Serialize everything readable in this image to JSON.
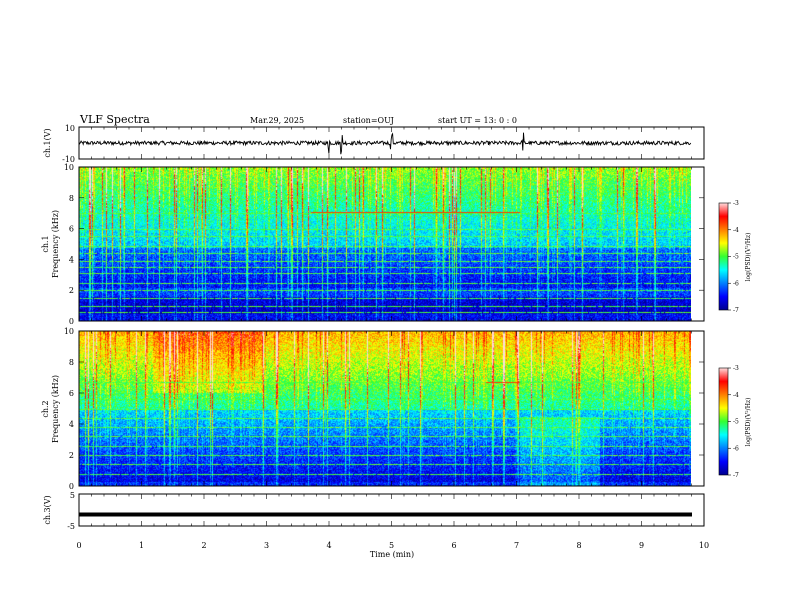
{
  "header": {
    "title": "VLF Spectra",
    "date": "Mar.29, 2025",
    "station": "station=OUJ",
    "start": "start  UT  =   13: 0  : 0"
  },
  "chart_data": [
    {
      "type": "line",
      "panel": "ch1-waveform",
      "ylabel": "ch.1(V)",
      "ylim": [
        -10,
        10
      ],
      "yticks": [
        "10",
        "-10"
      ],
      "xlim": [
        0,
        10
      ],
      "series": [
        {
          "baseline": 0,
          "noise_amplitude": 1.2,
          "spikes_at_min": [
            4.0,
            4.2,
            5.0,
            7.1
          ]
        }
      ]
    },
    {
      "type": "heatmap",
      "panel": "ch1-spectrogram",
      "ylabel_line1": "ch.1",
      "ylabel_line2": "Frequency (kHz)",
      "ylim": [
        0,
        10
      ],
      "yticks": [
        "0",
        "2",
        "4",
        "6",
        "8",
        "10"
      ],
      "xlim": [
        0,
        10
      ],
      "colorbar": {
        "label": "log(PSD)(V²/Hz)",
        "range": [
          -7,
          -3
        ],
        "ticks": [
          "-3",
          "-4",
          "-5",
          "-6",
          "-7"
        ]
      },
      "dark_bands_khz": [
        [
          2.2,
          4.8
        ],
        [
          0.5,
          1.6
        ]
      ],
      "horizontal_lines_khz": [
        0.6,
        1.0,
        1.5,
        2.0,
        2.5,
        3.1,
        3.5,
        3.9,
        4.4,
        4.9,
        5.5,
        6.0,
        7.0
      ],
      "strong_tone_khz": 7.1,
      "strong_tone_start_min": 3.7
    },
    {
      "type": "heatmap",
      "panel": "ch2-spectrogram",
      "ylabel_line1": "ch.2",
      "ylabel_line2": "Frequency (kHz)",
      "ylim": [
        0,
        10
      ],
      "yticks": [
        "0",
        "2",
        "4",
        "6",
        "8",
        "10"
      ],
      "xlim": [
        0,
        10
      ],
      "colorbar": {
        "label": "log(PSD)(V²/Hz)",
        "range": [
          -7,
          -3
        ],
        "ticks": [
          "-3",
          "-4",
          "-5",
          "-6",
          "-7"
        ]
      },
      "dark_bands_khz": [
        [
          0.3,
          5.0
        ]
      ],
      "horizontal_lines_khz": [
        0.8,
        1.4,
        2.0,
        2.6,
        3.2,
        3.8,
        4.4,
        5.0,
        5.6,
        6.7
      ],
      "strong_tone_khz": 6.7,
      "strong_tone_start_min": 6.5
    },
    {
      "type": "line",
      "panel": "ch3-waveform",
      "ylabel": "ch.3(V)",
      "ylim": [
        -5,
        5
      ],
      "yticks": [
        "5",
        "-5"
      ],
      "xlim": [
        0,
        10
      ],
      "series": [
        {
          "baseline": -1.4
        }
      ]
    }
  ],
  "xaxis": {
    "label": "Time (min)",
    "ticks": [
      "0",
      "1",
      "2",
      "3",
      "4",
      "5",
      "6",
      "7",
      "8",
      "9",
      "10"
    ]
  }
}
========================================================================
__Short exercise__. List each line of the entries that holds the string "waveform".

__Response__.
      "panel": "ch1-waveform",
      "panel": "ch3-waveform",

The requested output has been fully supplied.